» Chart and figure data:
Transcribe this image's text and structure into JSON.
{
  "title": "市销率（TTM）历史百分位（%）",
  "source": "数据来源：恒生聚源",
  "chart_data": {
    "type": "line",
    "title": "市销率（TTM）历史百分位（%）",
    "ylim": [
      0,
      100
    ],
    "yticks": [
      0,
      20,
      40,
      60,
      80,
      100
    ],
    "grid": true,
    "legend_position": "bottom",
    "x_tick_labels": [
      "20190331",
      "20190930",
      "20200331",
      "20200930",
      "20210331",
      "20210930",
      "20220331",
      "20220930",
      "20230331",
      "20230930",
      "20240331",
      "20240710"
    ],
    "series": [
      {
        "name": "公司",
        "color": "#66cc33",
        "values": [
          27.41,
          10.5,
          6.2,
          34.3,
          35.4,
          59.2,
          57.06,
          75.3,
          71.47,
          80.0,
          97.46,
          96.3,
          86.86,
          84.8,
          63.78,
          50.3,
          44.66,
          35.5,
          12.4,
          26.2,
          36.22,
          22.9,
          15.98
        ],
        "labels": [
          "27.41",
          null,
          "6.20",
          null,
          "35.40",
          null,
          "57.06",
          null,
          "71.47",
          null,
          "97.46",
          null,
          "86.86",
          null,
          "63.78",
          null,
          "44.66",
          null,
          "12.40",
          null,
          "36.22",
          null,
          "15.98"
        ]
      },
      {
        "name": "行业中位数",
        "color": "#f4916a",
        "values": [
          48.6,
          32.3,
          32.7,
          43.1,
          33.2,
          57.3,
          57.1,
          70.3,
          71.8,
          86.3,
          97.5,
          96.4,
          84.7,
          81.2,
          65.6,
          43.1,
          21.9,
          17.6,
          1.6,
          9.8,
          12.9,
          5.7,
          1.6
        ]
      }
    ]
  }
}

» Short problem: Every entry must be quoted exactly as it appears above.

» Solution to this problem:
Transcribe this image's text and structure into JSON.
{
  "title": "市销率（TTM）历史百分位（%）",
  "source": "数据来源：恒生聚源",
  "chart_data": {
    "type": "line",
    "title": "市销率（TTM）历史百分位（%）",
    "ylim": [
      0,
      100
    ],
    "yticks": [
      0,
      20,
      40,
      60,
      80,
      100
    ],
    "grid": true,
    "legend_position": "bottom",
    "x_tick_labels": [
      "20190331",
      "20190930",
      "20200331",
      "20200930",
      "20210331",
      "20210930",
      "20220331",
      "20220930",
      "20230331",
      "20230930",
      "20240331",
      "20240710"
    ],
    "series": [
      {
        "name": "公司",
        "color": "#66cc33",
        "values": [
          27.41,
          10.5,
          6.2,
          34.3,
          35.4,
          59.2,
          57.06,
          75.3,
          71.47,
          80.0,
          97.46,
          96.3,
          86.86,
          84.8,
          63.78,
          50.3,
          44.66,
          35.5,
          12.4,
          26.2,
          36.22,
          22.9,
          15.98
        ],
        "labels": [
          "27.41",
          null,
          "6.20",
          null,
          "35.40",
          null,
          "57.06",
          null,
          "71.47",
          null,
          "97.46",
          null,
          "86.86",
          null,
          "63.78",
          null,
          "44.66",
          null,
          "12.40",
          null,
          "36.22",
          null,
          "15.98"
        ]
      },
      {
        "name": "行业中位数",
        "color": "#f4916a",
        "values": [
          48.6,
          32.3,
          32.7,
          43.1,
          33.2,
          57.3,
          57.1,
          70.3,
          71.8,
          86.3,
          97.5,
          96.4,
          84.7,
          81.2,
          65.6,
          43.1,
          21.9,
          17.6,
          1.6,
          9.8,
          12.9,
          5.7,
          1.6
        ]
      }
    ]
  }
}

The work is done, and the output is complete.